*Written problem*
Using the records below, copy out exactly the line that contains "What's the underlying" and every line that follows it, up to and including the last, and no others.

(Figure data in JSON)
──────

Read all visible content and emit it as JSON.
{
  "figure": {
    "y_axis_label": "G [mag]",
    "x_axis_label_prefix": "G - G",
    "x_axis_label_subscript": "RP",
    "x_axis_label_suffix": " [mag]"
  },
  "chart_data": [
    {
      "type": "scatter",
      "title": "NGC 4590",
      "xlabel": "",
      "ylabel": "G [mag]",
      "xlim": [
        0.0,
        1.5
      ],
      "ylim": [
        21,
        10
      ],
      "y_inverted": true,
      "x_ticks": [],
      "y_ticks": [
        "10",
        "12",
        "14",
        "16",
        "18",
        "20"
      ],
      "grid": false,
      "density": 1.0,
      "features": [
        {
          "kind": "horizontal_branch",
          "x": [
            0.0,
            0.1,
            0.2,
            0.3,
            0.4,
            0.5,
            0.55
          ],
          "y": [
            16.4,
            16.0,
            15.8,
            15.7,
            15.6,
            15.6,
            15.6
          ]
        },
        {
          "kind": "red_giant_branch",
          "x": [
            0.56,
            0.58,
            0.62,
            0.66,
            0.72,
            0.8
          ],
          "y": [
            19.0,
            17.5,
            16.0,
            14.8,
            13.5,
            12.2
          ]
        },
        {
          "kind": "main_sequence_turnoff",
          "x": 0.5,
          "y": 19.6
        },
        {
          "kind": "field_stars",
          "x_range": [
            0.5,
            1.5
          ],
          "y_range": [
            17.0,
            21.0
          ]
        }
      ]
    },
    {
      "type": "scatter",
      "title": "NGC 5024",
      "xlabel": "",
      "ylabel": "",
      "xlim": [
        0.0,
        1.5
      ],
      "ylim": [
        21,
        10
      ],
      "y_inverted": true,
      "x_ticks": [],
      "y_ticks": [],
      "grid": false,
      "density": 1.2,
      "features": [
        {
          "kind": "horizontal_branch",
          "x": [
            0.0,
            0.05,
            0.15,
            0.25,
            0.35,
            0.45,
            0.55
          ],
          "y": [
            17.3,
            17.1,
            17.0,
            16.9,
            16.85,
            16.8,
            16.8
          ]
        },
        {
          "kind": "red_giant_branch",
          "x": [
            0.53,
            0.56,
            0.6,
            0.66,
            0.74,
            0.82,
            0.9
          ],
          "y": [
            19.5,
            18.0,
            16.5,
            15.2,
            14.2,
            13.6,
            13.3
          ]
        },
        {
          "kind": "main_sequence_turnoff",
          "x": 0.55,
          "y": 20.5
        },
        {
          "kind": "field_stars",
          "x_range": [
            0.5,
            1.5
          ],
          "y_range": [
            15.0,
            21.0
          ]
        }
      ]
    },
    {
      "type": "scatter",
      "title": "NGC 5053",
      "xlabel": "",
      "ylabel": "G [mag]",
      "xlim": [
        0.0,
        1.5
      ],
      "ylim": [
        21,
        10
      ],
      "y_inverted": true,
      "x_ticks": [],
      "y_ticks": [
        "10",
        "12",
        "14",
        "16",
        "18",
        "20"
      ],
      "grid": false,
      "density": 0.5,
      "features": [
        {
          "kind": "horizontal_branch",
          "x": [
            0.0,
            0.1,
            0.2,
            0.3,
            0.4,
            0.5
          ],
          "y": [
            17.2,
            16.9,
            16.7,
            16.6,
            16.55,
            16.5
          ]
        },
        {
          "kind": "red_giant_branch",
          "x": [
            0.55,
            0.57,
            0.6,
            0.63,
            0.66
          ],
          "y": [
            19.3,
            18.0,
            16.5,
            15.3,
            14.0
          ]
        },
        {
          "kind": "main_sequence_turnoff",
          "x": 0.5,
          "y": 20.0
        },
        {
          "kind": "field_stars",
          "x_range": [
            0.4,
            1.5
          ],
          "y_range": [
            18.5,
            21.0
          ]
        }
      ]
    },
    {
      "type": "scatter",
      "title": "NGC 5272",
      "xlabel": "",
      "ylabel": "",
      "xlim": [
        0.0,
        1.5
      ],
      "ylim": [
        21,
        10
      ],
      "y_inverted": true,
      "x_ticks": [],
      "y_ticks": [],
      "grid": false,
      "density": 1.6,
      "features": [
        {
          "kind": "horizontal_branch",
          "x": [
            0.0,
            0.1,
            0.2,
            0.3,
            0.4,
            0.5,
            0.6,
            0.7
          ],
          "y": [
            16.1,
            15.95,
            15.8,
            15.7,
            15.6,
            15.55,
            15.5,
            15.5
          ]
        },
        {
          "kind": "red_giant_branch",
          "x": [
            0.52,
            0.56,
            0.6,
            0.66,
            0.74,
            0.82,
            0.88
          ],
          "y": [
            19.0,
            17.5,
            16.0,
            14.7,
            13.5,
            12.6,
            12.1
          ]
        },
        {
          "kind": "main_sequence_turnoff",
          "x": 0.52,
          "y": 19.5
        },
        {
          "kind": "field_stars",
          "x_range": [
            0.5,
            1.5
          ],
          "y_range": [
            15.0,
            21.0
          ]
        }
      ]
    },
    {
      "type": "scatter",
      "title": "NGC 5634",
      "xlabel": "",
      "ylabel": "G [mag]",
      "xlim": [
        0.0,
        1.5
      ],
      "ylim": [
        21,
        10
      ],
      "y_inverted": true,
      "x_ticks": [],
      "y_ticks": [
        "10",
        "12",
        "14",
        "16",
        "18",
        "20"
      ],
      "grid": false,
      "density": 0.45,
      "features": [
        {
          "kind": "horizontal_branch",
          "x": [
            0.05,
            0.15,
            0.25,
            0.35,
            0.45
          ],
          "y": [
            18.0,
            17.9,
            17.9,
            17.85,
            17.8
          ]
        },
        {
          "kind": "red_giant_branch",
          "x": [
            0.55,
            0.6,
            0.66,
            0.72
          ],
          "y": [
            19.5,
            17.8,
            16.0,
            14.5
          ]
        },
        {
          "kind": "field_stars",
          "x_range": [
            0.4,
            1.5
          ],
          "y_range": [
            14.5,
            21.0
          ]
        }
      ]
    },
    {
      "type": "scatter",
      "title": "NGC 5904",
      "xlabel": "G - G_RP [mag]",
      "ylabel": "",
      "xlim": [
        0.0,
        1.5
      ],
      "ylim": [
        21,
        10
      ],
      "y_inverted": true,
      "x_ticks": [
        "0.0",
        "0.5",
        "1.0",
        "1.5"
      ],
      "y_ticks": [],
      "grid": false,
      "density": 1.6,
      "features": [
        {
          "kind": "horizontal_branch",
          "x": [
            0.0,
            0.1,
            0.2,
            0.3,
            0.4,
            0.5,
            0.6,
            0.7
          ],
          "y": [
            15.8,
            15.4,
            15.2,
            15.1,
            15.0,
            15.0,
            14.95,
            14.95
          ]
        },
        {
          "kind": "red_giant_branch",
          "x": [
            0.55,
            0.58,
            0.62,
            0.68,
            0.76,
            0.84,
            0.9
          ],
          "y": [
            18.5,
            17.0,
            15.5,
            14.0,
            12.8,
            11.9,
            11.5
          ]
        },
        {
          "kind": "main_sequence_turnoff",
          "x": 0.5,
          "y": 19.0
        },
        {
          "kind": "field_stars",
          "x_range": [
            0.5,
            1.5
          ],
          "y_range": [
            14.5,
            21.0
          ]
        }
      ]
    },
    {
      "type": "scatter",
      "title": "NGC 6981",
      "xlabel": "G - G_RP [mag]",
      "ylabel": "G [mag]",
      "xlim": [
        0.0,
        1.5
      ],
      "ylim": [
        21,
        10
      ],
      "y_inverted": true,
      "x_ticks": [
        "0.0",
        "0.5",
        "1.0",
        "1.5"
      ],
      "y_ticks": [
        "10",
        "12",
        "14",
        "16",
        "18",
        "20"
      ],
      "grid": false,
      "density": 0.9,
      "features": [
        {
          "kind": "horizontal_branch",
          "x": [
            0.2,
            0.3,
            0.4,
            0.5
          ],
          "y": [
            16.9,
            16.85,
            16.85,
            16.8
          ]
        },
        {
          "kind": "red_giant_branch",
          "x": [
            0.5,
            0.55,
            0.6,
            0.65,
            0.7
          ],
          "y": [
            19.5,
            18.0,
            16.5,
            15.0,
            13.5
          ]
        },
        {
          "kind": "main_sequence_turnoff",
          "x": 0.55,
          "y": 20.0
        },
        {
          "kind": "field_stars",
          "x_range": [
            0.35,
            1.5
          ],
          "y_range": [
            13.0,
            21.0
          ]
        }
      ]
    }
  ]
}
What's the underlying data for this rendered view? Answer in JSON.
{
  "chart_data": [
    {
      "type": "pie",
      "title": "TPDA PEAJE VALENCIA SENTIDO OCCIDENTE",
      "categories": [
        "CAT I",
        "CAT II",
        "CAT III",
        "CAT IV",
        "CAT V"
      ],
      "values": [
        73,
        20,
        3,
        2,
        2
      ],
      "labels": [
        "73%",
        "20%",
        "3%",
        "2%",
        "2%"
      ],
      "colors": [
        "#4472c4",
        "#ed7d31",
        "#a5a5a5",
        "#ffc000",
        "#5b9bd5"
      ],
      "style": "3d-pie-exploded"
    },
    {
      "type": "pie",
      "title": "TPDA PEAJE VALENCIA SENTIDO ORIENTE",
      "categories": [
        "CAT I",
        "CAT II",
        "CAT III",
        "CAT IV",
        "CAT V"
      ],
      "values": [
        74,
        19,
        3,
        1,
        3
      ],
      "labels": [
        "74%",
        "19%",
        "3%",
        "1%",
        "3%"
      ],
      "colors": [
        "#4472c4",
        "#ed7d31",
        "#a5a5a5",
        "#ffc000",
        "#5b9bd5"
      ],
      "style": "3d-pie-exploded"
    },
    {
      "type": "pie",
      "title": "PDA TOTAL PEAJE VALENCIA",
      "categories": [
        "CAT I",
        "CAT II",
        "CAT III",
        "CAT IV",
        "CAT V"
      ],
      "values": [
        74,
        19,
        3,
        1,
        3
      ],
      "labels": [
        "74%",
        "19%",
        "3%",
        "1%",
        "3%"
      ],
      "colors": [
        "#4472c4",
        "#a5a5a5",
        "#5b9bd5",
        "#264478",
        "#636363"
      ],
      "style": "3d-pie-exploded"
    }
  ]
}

──────

*Answer to the exercise*
What's the underlying data for this rendered view? Answer in JSON.
{
  "chart_data": [
    {
      "type": "pie",
      "title": "TPDA PEAJE VALENCIA SENTIDO OCCIDENTE",
      "categories": [
        "CAT I",
        "CAT II",
        "CAT III",
        "CAT IV",
        "CAT V"
      ],
      "values": [
        73,
        20,
        3,
        2,
        2
      ],
      "labels": [
        "73%",
        "20%",
        "3%",
        "2%",
        "2%"
      ],
      "colors": [
        "#4472c4",
        "#ed7d31",
        "#a5a5a5",
        "#ffc000",
        "#5b9bd5"
      ],
      "style": "3d-pie-exploded"
    },
    {
      "type": "pie",
      "title": "TPDA PEAJE VALENCIA SENTIDO ORIENTE",
      "categories": [
        "CAT I",
        "CAT II",
        "CAT III",
        "CAT IV",
        "CAT V"
      ],
      "values": [
        74,
        19,
        3,
        1,
        3
      ],
      "labels": [
        "74%",
        "19%",
        "3%",
        "1%",
        "3%"
      ],
      "colors": [
        "#4472c4",
        "#ed7d31",
        "#a5a5a5",
        "#ffc000",
        "#5b9bd5"
      ],
      "style": "3d-pie-exploded"
    },
    {
      "type": "pie",
      "title": "PDA TOTAL PEAJE VALENCIA",
      "categories": [
        "CAT I",
        "CAT II",
        "CAT III",
        "CAT IV",
        "CAT V"
      ],
      "values": [
        74,
        19,
        3,
        1,
        3
      ],
      "labels": [
        "74%",
        "19%",
        "3%",
        "1%",
        "3%"
      ],
      "colors": [
        "#4472c4",
        "#a5a5a5",
        "#5b9bd5",
        "#264478",
        "#636363"
      ],
      "style": "3d-pie-exploded"
    }
  ]
}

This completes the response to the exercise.